- [WHAT TO DO] The answer must be an exact copy of the entries below, with no images in it.

** INPUT RECORDS follows **

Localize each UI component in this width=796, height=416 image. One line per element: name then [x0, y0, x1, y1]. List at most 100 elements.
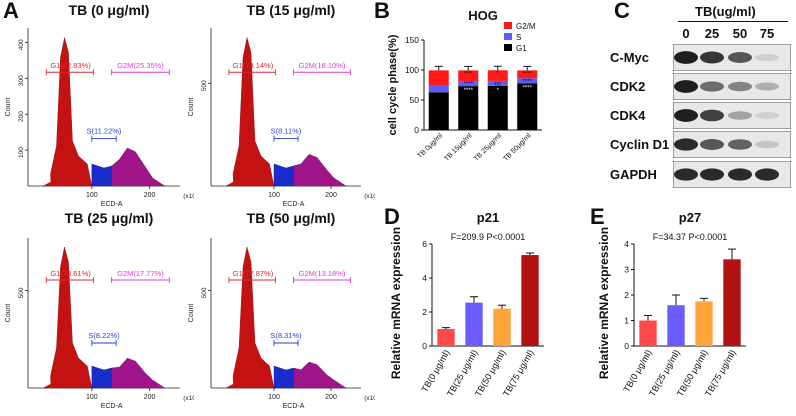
blot-lane-label: 25 [704, 26, 720, 41]
significance-marker: **** [464, 88, 474, 94]
stacked-bar-segment-s [517, 78, 538, 84]
x-tick-label: TB(0 μg/ml) [621, 348, 653, 394]
legend-label: G2/M [516, 22, 536, 31]
stacked-bar-segment-g1 [487, 85, 508, 130]
bar [723, 259, 741, 346]
y-axis-label: Relative mRNA expression [597, 227, 611, 379]
blot-band [700, 81, 724, 92]
blot-band [700, 139, 724, 150]
blot-band [674, 168, 698, 181]
x-unit-label: (x10⁴) [183, 193, 194, 200]
blot-band [728, 168, 752, 181]
stacked-bar-segment-s [428, 85, 449, 93]
blot-band [755, 111, 779, 120]
y-tick-label: 0 [414, 125, 419, 135]
legend-label: G1 [516, 44, 527, 53]
stacked-bar-segment-g1 [428, 92, 449, 130]
y-tick-label: 0 [422, 341, 427, 351]
y-tick-label: 2 [624, 290, 629, 300]
x-tick-label: 200 [144, 394, 156, 401]
y-tick-label: 500 [201, 287, 208, 298]
blot-band [755, 53, 779, 62]
significance-marker: * [497, 71, 500, 77]
chart-title: p21 [477, 210, 499, 225]
x-tick-label: 100 [86, 394, 98, 401]
y-axis-label: Count [5, 304, 12, 323]
chart-title: HOG [468, 8, 498, 23]
blot-dose-header: TB(ug/ml) [695, 4, 756, 19]
bar [465, 302, 483, 346]
legend-swatch [504, 33, 512, 40]
blot-band [674, 80, 698, 93]
x-axis-label: ECD-A [283, 201, 305, 208]
x-axis-label: ECD-A [101, 201, 123, 208]
blot-dose-header-line [678, 21, 788, 22]
stacked-bar-segment-g2m [487, 70, 508, 81]
stacked-bar-segment-g1 [458, 86, 479, 130]
stacked-bar-segment-g2m [517, 70, 538, 79]
bar [437, 329, 455, 346]
y-axis-label: Count [188, 304, 195, 323]
panel-letter-e: E [590, 204, 605, 229]
y-tick-label: 1 [624, 316, 629, 326]
x-tick-label: TB(0 μg/ml) [419, 348, 451, 394]
y-tick-label: 300 [18, 75, 25, 86]
g1-histogram-area [225, 37, 275, 187]
chart-statistic: F=34.37 P<0.0001 [653, 232, 728, 242]
y-axis-label: Count [188, 98, 195, 117]
blot-band [728, 111, 752, 120]
blot-strip [673, 161, 791, 188]
y-axis-label: cell cycle phase(%) [387, 34, 399, 135]
y-tick-label: 4 [624, 239, 629, 249]
blot-band [674, 51, 698, 64]
s-percentage-label: S(8.22%) [88, 331, 120, 340]
flow-plot-title: TB (0 μg/ml) [68, 2, 150, 18]
flow-histogram: 500 Count 100 200 ECD-A (x10⁴) G1(77.87%) G2M(1… [188, 238, 375, 410]
bar [521, 255, 539, 346]
y-tick-label: 4 [422, 273, 427, 283]
s-percentage-label: S(8.31%) [270, 331, 302, 340]
bar [667, 305, 685, 346]
blot-band [728, 81, 752, 92]
blot-band [728, 139, 752, 150]
significance-marker: **** [523, 71, 533, 77]
x-tick-label: 100 [268, 192, 280, 199]
cell-cycle-stacked-bar-chart: HOG 0 50 100 150 cell cycle phase(%) TB 0μg/ml… [387, 8, 542, 163]
y-tick-label: 200 [18, 111, 25, 122]
blot-band [755, 140, 779, 149]
stacked-bar-segment-g1 [517, 83, 538, 130]
s-histogram-area [273, 163, 294, 187]
y-tick-label: 50 [410, 95, 420, 105]
blot-band [700, 168, 724, 181]
g1-histogram-area [225, 246, 275, 389]
y-tick-label: 6 [422, 239, 427, 249]
y-tick-label: 0 [624, 341, 629, 351]
flow-histogram: 100 200 300 400 Count 100 200 ECD-A (x10⁴) G1(62.… [5, 28, 194, 208]
s-histogram-area [91, 163, 112, 187]
significance-marker: ns [495, 81, 501, 87]
blot-band [700, 109, 724, 122]
g1-histogram-area [43, 246, 93, 389]
x-axis-label: ECD-A [283, 403, 305, 410]
y-tick-label: 500 [201, 80, 208, 91]
g1-percentage-label: G1(73.14%) [233, 61, 274, 70]
x-axis-label: ECD-A [101, 403, 123, 410]
panel-letter-c: C [614, 0, 630, 23]
blot-protein-label: CDK4 [610, 108, 646, 123]
y-tick-label: 100 [18, 147, 25, 158]
x-unit-label: (x10⁴) [364, 193, 375, 200]
y-axis-label: Relative mRNA expression [389, 227, 403, 379]
g2m-percentage-label: G2M(18.10%) [299, 61, 346, 70]
y-tick-label: 3 [624, 265, 629, 275]
s-percentage-label: S(8.11%) [271, 127, 302, 136]
stacked-bar-segment-s [487, 80, 508, 86]
blot-band [755, 168, 779, 181]
flow-histogram: 500 Count 100 200 ECD-A (x10⁴) G1(73.14%) G2M(1… [188, 28, 375, 208]
x-tick-label: 200 [325, 394, 337, 401]
x-unit-label: (x10⁴) [183, 395, 194, 402]
blot-band [755, 82, 779, 91]
bar [639, 320, 657, 346]
g1-percentage-label: G1(73.61%) [50, 269, 91, 278]
y-axis-label: Count [5, 98, 12, 117]
x-tick-label: 200 [144, 192, 156, 199]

** End of INPUT RECORDS **

- [YOUR RESPONSE]
Localize each UI component in this width=796, height=416 image. One line per element: name then [x0, y0, x1, y1]. List at most 100 elements.
blot-lane-label: 25 [704, 26, 720, 41]
significance-marker: **** [464, 88, 474, 94]
stacked-bar-segment-s [517, 78, 538, 84]
x-tick-label: TB(0 μg/ml) [621, 348, 653, 394]
legend-label: G2/M [516, 22, 536, 31]
stacked-bar-segment-g1 [487, 85, 508, 130]
bar [723, 259, 741, 346]
y-axis-label: Relative mRNA expression [597, 227, 611, 379]
blot-band [700, 81, 724, 92]
blot-band [700, 139, 724, 150]
blot-band [674, 168, 698, 181]
x-unit-label: (x10⁴) [183, 193, 194, 200]
blot-band [728, 168, 752, 181]
stacked-bar-segment-s [428, 85, 449, 93]
blot-band [755, 111, 779, 120]
y-tick-label: 0 [414, 125, 419, 135]
legend-label: G1 [516, 44, 527, 53]
stacked-bar-segment-g1 [428, 92, 449, 130]
y-tick-label: 0 [422, 341, 427, 351]
y-tick-label: 2 [624, 290, 629, 300]
x-tick-label: 200 [144, 394, 156, 401]
y-tick-label: 500 [201, 287, 208, 298]
blot-band [755, 53, 779, 62]
significance-marker: * [497, 71, 500, 77]
chart-title: p21 [477, 210, 499, 225]
x-tick-label: 100 [86, 394, 98, 401]
y-axis-label: Count [5, 304, 12, 323]
chart-title: HOG [468, 8, 498, 23]
blot-dose-header: TB(ug/ml) [695, 4, 756, 19]
bar [465, 302, 483, 346]
legend-swatch [504, 33, 512, 40]
blot-band [674, 80, 698, 93]
x-axis-label: ECD-A [283, 201, 305, 208]
x-axis-label: ECD-A [101, 201, 123, 208]
blot-dose-header-line [678, 21, 788, 22]
stacked-bar-segment-g2m [487, 70, 508, 81]
stacked-bar-segment-g1 [458, 86, 479, 130]
stacked-bar-segment-g2m [517, 70, 538, 79]
bar [437, 329, 455, 346]
y-axis-label: Count [188, 304, 195, 323]
panel-letter-e: E [590, 204, 605, 229]
y-tick-label: 1 [624, 316, 629, 326]
x-tick-label: TB(0 μg/ml) [419, 348, 451, 394]
y-tick-label: 300 [18, 75, 25, 86]
g1-histogram-area [225, 37, 275, 187]
chart-statistic: F=34.37 P<0.0001 [653, 232, 728, 242]
y-axis-label: Count [188, 98, 195, 117]
blot-band [728, 111, 752, 120]
blot-strip [673, 161, 791, 188]
y-axis-label: cell cycle phase(%) [387, 34, 399, 135]
y-tick-label: 4 [624, 239, 629, 249]
blot-band [674, 51, 698, 64]
s-percentage-label: S(8.22%) [88, 331, 120, 340]
flow-plot-title: TB (0 μg/ml) [68, 2, 150, 18]
flow-histogram: 500 Count 100 200 ECD-A (x10⁴) G1(77.87%) G2M(1… [188, 238, 375, 410]
bar [521, 255, 539, 346]
y-tick-label: 4 [422, 273, 427, 283]
s-percentage-label: S(8.31%) [270, 331, 302, 340]
bar [667, 305, 685, 346]
blot-band [728, 81, 752, 92]
blot-band [728, 139, 752, 150]
significance-marker: **** [523, 71, 533, 77]
x-tick-label: 100 [268, 192, 280, 199]
cell-cycle-stacked-bar-chart: HOG 0 50 100 150 cell cycle phase(%) TB 0μg/ml… [387, 8, 542, 163]
y-tick-label: 200 [18, 111, 25, 122]
blot-band [755, 140, 779, 149]
stacked-bar-segment-g1 [517, 83, 538, 130]
s-histogram-area [273, 163, 294, 187]
y-tick-label: 50 [410, 95, 420, 105]
blot-band [700, 168, 724, 181]
g1-histogram-area [225, 246, 275, 389]
y-tick-label: 6 [422, 239, 427, 249]
y-tick-label: 0 [624, 341, 629, 351]
flow-histogram: 100 200 300 400 Count 100 200 ECD-A (x10⁴) G1(62.… [5, 28, 194, 208]
s-histogram-area [91, 163, 112, 187]
significance-marker: ns [495, 81, 501, 87]
blot-band [700, 109, 724, 122]
g1-histogram-area [43, 246, 93, 389]
x-axis-label: ECD-A [283, 403, 305, 410]
y-tick-label: 500 [201, 80, 208, 91]
g1-percentage-label: G1(73.14%) [233, 61, 274, 70]
x-axis-label: ECD-A [101, 403, 123, 410]
panel-letter-c: C [614, 0, 630, 23]
blot-protein-label: CDK4 [610, 108, 646, 123]
y-tick-label: 100 [18, 147, 25, 158]
x-unit-label: (x10⁴) [364, 193, 375, 200]
y-axis-label: Relative mRNA expression [389, 227, 403, 379]
g2m-percentage-label: G2M(18.10%) [299, 61, 346, 70]
y-tick-label: 3 [624, 265, 629, 275]
s-percentage-label: S(8.11%) [271, 127, 302, 136]
stacked-bar-segment-s [487, 80, 508, 86]
blot-band [755, 168, 779, 181]
flow-histogram: 500 Count 100 200 ECD-A (x10⁴) G1(73.14%) G2M(1… [188, 28, 375, 208]
x-tick-label: 200 [325, 394, 337, 401]
x-unit-label: (x10⁴) [183, 395, 194, 402]
blot-band [755, 82, 779, 91]
bar [639, 320, 657, 346]
g1-percentage-label: G1(73.61%) [50, 269, 91, 278]
y-axis-label: Count [5, 98, 12, 117]
x-tick-label: 200 [144, 192, 156, 199]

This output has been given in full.